Textauszug:
Stadt Zeitz - Gutachterverfahren Altmarkt

Anerkennung

Boock, Ulrich - Freier Landschaftsarchitekt

Landschaftsarchitektur

Erläuterungstext

Grundanliegen des eingereichten Vorschlages ist die Wiederherstellung des Marktplatzes im historischen Kontext mit zeitgemäßer Nutzungs- und Gestaltqualität, die der herausragenden Bedeutung des wichtigsten Platzes der Stadt entspricht. Angestrebt wird eine abgestimmte Gesamtgestaltung, die örtliche Besonderheiten angemessen hervorhebt, Wertigkeit und Funktion unterschiedlicher Platzbereiche definiert, in angrenzende Straßenräume hineinwirkt und so Ausgangspunkt für die weitere Umgestaltung der Altstadt sein kann.

Aufgabe 1: Warum kann die angestrebte Gesamtgestaltung laut dem Erläuterungstext Ausgangspunkt für die weitere Umgestaltung der Altstadt sein? Antworte in ein bis drei Sätzen.
Der Erläuterungstext und die Einträge stammen aus verschiedenen Quellen.

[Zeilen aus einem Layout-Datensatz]

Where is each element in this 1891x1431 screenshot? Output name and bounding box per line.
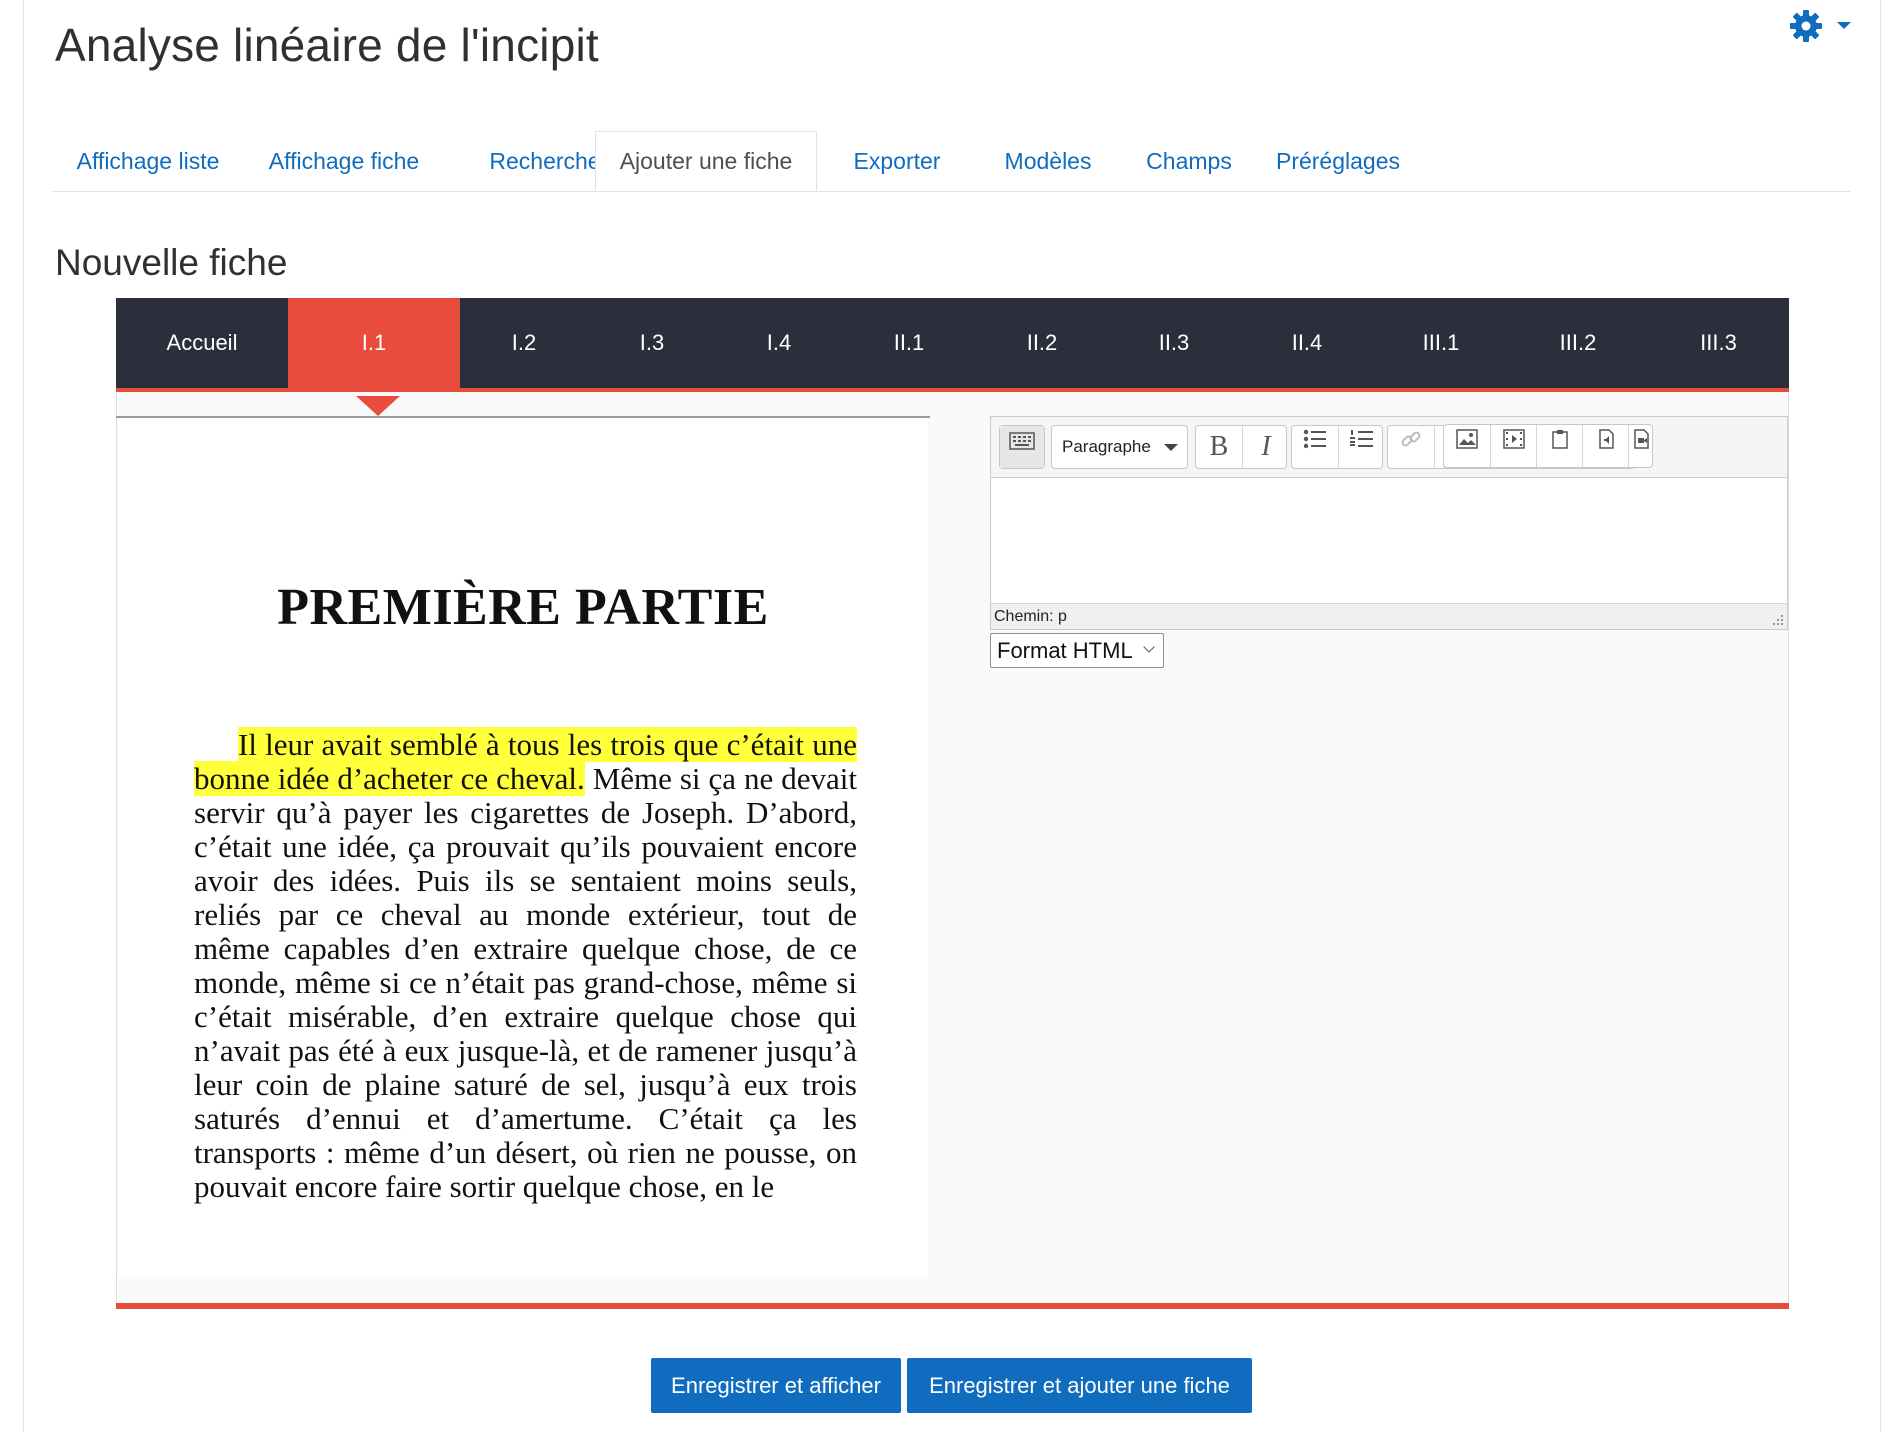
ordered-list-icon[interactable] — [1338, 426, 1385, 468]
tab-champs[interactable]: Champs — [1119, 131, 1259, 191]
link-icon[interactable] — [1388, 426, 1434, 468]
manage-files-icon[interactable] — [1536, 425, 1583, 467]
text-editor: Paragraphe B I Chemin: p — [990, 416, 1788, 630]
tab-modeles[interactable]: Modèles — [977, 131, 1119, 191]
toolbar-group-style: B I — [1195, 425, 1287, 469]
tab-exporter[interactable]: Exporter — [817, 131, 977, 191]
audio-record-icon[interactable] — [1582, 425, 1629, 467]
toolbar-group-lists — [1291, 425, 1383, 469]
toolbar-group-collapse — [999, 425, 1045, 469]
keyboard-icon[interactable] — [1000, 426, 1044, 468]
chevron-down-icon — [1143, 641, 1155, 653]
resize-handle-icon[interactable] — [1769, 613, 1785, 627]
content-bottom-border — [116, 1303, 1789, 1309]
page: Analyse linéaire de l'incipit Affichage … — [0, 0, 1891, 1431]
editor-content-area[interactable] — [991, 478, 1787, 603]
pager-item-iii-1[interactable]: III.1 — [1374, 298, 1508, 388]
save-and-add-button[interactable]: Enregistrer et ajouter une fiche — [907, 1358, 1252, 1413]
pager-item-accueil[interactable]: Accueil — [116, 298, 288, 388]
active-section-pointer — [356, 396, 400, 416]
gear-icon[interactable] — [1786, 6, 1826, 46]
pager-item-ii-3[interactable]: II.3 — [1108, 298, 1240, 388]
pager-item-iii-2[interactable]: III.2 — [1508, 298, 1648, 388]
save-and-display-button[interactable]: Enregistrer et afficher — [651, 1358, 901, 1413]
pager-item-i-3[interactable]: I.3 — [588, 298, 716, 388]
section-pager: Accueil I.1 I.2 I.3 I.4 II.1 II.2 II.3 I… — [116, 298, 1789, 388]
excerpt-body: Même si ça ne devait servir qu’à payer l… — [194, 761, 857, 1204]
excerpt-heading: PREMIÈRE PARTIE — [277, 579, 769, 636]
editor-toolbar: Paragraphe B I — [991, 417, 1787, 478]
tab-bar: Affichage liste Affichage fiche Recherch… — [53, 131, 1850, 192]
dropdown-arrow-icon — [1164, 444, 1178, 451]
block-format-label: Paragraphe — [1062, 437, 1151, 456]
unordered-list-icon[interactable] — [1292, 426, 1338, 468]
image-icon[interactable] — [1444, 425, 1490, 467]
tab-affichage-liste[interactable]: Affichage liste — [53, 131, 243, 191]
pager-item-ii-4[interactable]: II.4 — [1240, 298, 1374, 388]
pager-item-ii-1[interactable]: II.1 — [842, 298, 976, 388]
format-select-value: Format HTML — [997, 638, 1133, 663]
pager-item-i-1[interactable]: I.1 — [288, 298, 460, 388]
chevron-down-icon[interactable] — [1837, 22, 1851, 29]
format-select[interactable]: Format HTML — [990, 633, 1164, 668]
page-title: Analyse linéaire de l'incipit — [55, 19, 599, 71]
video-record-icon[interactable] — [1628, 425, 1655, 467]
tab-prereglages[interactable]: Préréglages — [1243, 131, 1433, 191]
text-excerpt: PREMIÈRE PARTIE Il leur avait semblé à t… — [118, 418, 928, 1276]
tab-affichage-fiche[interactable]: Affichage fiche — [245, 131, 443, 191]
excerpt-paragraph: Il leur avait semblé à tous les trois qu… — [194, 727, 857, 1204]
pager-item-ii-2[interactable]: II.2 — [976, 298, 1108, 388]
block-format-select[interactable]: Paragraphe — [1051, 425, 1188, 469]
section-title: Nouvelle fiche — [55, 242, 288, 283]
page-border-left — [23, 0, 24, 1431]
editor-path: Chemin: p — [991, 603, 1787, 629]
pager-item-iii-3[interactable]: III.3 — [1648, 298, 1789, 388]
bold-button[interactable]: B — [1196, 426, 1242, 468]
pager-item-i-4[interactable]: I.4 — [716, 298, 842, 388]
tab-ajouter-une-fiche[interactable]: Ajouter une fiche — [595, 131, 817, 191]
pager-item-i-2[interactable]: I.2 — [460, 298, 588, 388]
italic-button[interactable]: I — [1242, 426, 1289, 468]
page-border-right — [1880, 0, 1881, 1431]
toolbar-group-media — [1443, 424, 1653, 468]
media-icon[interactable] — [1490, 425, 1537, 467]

* * *

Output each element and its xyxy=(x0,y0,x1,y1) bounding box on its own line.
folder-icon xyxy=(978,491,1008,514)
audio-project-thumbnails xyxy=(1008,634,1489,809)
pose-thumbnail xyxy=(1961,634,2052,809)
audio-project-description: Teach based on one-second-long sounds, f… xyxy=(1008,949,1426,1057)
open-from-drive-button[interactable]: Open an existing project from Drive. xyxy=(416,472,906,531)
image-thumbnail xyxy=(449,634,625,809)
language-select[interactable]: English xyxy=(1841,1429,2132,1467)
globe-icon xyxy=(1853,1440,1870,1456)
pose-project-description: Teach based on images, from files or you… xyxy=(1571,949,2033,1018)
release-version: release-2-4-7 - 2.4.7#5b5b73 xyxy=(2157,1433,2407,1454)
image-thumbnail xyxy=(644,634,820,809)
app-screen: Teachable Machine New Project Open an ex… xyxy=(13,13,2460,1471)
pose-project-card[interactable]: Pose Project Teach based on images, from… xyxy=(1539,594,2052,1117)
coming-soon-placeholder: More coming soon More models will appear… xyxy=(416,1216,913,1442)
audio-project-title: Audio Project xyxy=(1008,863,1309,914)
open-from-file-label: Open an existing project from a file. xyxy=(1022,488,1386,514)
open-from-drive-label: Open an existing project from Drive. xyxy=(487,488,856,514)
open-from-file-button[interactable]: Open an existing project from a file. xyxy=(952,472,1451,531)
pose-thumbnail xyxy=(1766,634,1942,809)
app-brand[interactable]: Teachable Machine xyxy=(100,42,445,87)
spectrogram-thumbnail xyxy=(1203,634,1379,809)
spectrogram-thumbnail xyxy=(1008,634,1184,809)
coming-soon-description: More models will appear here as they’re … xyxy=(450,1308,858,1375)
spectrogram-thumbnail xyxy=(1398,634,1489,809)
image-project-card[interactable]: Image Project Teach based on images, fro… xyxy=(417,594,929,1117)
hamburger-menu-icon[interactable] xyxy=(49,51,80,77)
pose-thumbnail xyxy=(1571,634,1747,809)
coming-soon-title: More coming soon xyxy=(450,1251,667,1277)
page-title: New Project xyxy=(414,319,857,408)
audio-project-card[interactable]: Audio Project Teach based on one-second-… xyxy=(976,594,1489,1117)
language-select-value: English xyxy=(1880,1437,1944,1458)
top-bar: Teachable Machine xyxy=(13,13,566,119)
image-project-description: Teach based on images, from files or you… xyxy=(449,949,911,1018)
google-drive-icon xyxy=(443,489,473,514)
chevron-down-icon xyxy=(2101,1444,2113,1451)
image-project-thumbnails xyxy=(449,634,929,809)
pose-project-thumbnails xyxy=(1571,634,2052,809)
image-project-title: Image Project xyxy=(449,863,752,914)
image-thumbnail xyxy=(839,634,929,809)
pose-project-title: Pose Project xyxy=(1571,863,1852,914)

---

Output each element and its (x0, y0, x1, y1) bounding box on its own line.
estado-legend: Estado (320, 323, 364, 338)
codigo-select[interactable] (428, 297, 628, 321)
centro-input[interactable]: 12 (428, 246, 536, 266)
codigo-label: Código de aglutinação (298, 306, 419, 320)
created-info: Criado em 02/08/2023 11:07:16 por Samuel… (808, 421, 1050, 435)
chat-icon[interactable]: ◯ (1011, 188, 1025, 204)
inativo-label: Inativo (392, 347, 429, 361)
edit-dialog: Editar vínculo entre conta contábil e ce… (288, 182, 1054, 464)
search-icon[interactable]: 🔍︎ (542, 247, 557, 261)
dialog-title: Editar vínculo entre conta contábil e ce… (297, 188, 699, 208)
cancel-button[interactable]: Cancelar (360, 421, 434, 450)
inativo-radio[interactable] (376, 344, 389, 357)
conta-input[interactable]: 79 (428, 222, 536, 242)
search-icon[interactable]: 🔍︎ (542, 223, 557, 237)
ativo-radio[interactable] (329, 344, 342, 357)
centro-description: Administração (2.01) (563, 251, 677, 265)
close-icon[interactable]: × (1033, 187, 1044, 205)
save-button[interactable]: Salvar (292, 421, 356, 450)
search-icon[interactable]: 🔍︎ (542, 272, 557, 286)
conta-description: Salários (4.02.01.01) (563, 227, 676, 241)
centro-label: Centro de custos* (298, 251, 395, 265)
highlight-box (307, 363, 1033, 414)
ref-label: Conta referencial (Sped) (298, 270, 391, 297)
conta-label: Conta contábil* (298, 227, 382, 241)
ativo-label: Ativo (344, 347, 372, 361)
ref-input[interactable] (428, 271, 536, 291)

Aufgabe 2: Ordne den Abschnitt der Einträge, der mit der Zeile beginnt, die „Output each element and its (x0, y0, x1, y1)“ enthält, und mit der Zeile endet, die „chat-icon[interactable]: ◯ (1011, 188, 1025, 204)“ enthält, als JSON-Liste von Zeichenketten an, eine pro Zeile, beide Grenzzeilen eingeschlossen.

Lösung 1: Die Gesamtgestaltung wirkt in die angrenzenden Straßenräume hinein. Dadurch kann sie Ausgangspunkt für die weitere Umgestaltung der Altstadt sein.

Lösung 2:
[
  "Output each element and its (x0, y0, x1, y1) bounding box on its own line.",
  "estado-legend: Estado (320, 323, 364, 338)",
  "codigo-select[interactable] (428, 297, 628, 321)",
  "centro-input[interactable]: 12 (428, 246, 536, 266)",
  "codigo-label: Código de aglutinação (298, 306, 419, 320)",
  "created-info: Criado em 02/08/2023 11:07:16 por Samuel… (808, 421, 1050, 435)",
  "chat-icon[interactable]: ◯ (1011, 188, 1025, 204)"
]